╭──

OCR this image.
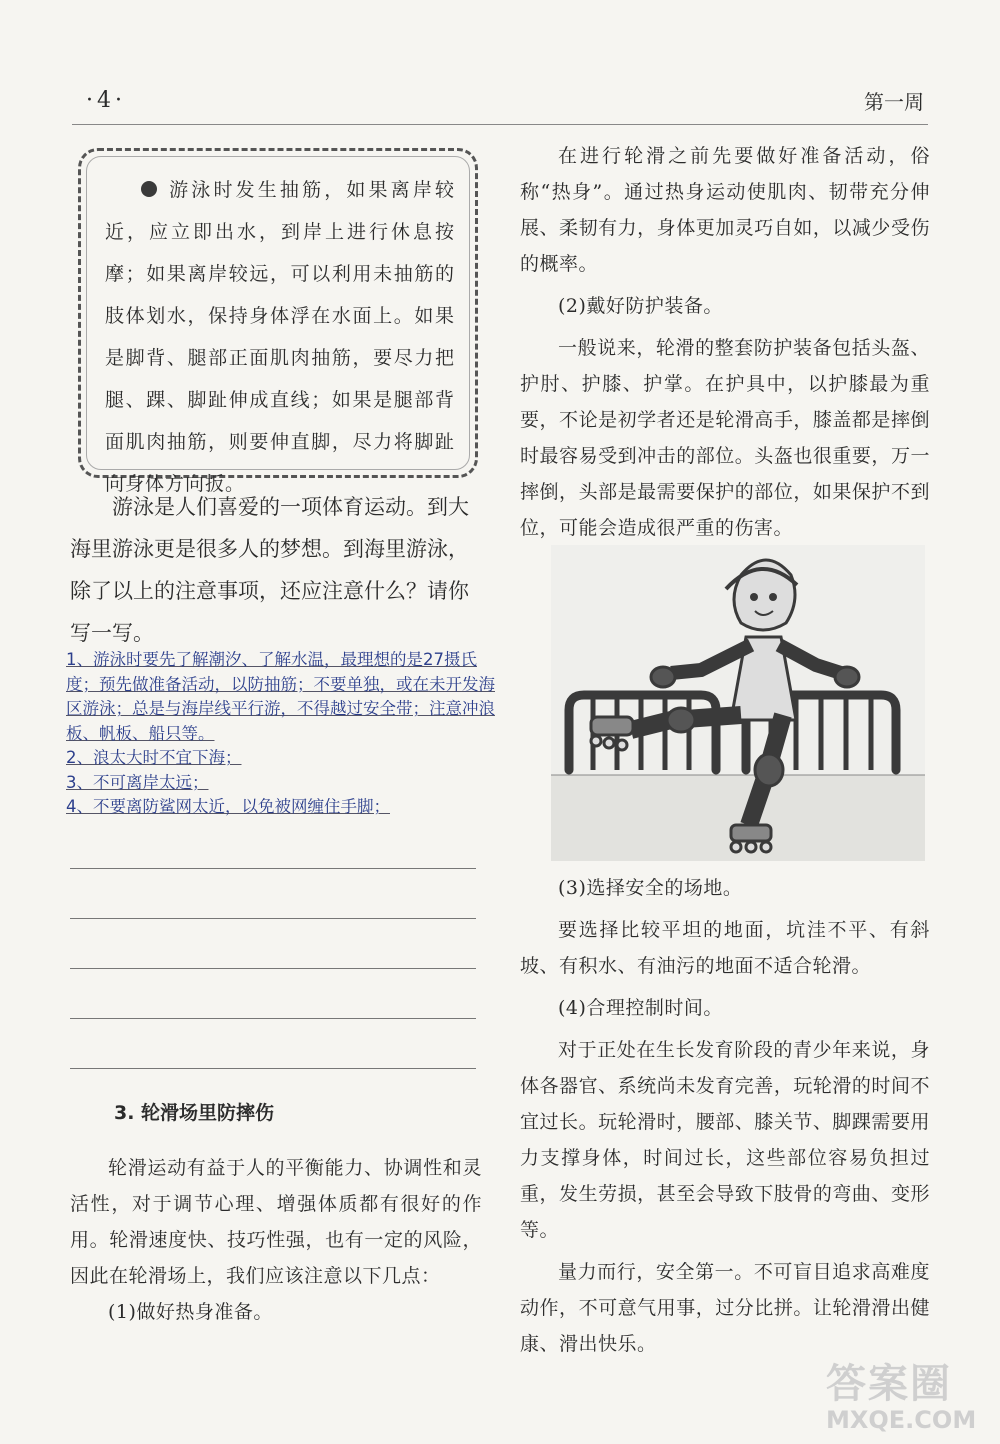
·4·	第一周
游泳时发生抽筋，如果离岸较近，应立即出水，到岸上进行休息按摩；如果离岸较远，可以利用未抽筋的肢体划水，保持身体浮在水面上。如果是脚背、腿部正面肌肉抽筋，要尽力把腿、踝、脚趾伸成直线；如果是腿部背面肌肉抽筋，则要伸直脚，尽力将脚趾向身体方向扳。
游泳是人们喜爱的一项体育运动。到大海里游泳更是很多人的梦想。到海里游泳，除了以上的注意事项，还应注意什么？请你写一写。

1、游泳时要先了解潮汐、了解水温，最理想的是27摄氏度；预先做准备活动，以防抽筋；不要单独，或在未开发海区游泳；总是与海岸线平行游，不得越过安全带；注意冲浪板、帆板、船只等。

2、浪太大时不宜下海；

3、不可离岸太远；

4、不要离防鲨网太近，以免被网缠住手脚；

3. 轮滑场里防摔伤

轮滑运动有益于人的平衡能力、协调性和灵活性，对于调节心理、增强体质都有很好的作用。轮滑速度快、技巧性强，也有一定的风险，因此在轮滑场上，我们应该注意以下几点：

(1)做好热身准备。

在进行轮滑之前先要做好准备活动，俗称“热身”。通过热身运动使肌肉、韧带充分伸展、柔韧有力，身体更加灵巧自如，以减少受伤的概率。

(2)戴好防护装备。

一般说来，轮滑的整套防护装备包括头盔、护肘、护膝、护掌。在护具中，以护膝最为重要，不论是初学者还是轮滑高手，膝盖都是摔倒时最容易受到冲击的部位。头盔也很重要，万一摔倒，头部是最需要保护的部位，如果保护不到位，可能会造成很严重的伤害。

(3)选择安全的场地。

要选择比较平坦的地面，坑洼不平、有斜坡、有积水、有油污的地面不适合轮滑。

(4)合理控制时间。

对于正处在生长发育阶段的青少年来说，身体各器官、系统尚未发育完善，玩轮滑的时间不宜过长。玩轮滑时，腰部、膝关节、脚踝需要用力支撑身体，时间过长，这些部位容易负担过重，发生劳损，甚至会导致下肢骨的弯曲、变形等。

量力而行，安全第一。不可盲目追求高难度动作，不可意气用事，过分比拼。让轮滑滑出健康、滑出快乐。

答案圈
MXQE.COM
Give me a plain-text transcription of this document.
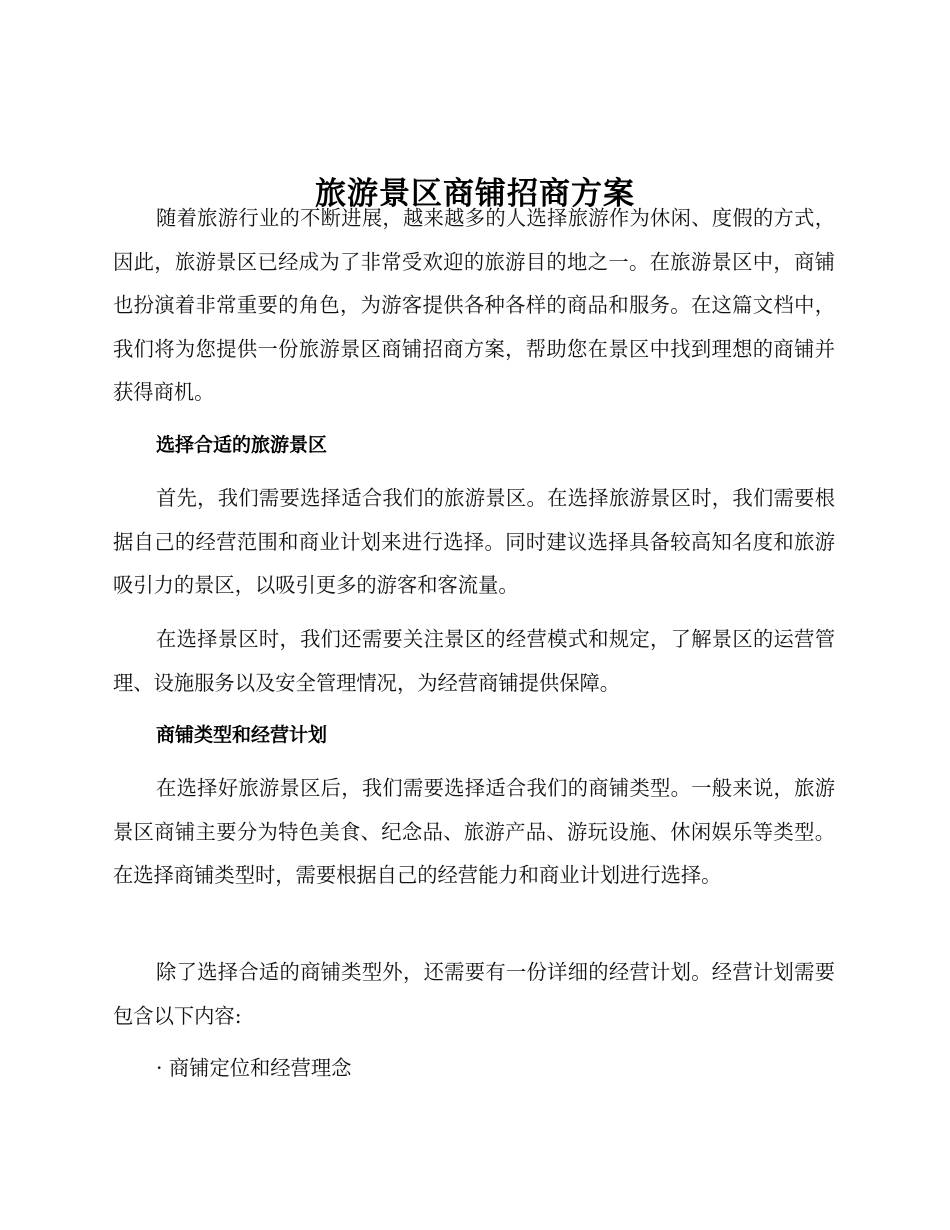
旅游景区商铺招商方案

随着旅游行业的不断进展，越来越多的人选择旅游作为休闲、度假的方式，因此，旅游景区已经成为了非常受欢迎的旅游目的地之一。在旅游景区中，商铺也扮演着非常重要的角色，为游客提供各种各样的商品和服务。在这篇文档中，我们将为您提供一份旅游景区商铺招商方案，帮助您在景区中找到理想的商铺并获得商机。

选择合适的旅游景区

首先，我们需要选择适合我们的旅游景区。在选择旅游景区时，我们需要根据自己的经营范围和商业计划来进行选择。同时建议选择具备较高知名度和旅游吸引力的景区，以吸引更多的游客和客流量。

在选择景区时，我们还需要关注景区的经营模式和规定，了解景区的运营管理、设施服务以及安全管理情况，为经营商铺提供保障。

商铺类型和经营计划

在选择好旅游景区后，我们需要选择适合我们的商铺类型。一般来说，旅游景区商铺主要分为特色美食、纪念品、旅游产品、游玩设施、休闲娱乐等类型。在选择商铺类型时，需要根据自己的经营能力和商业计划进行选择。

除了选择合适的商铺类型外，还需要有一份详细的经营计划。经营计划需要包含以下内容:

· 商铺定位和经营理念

╰──

Reply with nothing but a number: how many lines of the entries above contain the string "this"?

• **Task solution**
2